» The task: Go through the data below. Pull out every line that has the word "开发容器".

* begin Records *

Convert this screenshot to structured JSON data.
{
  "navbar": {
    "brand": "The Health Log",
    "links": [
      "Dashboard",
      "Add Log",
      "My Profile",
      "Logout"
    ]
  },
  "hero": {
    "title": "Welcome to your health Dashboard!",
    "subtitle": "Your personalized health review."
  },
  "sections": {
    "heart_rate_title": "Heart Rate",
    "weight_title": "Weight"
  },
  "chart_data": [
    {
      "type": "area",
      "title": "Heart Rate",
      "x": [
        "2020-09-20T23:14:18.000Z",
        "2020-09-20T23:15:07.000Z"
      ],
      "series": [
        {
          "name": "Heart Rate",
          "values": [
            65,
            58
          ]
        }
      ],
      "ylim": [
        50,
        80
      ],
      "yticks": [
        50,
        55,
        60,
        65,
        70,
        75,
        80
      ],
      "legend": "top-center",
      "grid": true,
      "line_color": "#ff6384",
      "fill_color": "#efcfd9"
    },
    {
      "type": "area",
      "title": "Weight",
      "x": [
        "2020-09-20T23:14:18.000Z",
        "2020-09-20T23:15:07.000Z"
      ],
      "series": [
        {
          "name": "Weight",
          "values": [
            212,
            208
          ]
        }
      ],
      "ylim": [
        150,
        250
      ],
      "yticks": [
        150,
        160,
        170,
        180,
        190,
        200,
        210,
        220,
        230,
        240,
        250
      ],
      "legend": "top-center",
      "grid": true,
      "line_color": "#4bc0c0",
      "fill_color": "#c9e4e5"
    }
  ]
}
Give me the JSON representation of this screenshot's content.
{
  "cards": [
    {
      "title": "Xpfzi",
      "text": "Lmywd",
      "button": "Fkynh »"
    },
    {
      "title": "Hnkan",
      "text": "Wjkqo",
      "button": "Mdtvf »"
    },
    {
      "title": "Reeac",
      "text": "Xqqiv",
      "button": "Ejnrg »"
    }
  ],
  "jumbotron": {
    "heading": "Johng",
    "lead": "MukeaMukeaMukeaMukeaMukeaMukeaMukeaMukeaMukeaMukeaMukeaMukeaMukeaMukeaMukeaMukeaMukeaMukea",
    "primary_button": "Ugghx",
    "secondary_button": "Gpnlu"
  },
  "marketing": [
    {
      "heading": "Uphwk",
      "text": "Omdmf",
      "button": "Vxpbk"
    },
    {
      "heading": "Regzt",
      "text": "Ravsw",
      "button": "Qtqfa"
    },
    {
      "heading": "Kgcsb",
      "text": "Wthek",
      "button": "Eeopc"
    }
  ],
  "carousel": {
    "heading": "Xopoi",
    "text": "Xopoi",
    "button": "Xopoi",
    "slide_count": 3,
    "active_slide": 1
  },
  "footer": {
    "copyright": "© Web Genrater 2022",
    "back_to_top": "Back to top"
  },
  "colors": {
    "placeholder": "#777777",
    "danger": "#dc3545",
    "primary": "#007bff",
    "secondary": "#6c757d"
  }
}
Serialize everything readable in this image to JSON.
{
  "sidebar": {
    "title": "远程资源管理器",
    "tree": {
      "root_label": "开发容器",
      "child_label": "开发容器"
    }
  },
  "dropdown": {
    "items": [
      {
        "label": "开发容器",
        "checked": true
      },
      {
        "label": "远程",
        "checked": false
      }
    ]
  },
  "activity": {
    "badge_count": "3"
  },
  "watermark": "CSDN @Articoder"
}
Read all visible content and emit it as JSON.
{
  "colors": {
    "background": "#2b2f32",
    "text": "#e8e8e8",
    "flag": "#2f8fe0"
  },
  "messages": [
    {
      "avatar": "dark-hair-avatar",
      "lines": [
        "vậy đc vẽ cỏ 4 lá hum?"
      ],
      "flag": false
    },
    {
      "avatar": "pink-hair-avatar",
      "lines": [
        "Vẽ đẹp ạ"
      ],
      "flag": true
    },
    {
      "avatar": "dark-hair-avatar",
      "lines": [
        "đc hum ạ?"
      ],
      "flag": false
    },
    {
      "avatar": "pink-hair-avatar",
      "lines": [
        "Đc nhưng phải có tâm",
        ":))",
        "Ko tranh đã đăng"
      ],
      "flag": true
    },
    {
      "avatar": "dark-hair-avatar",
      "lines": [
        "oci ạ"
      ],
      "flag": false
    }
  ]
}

* end Records *

» Task output:
      "root_label": "开发容器",
      "child_label": "开发容器"
        "label": "开发容器",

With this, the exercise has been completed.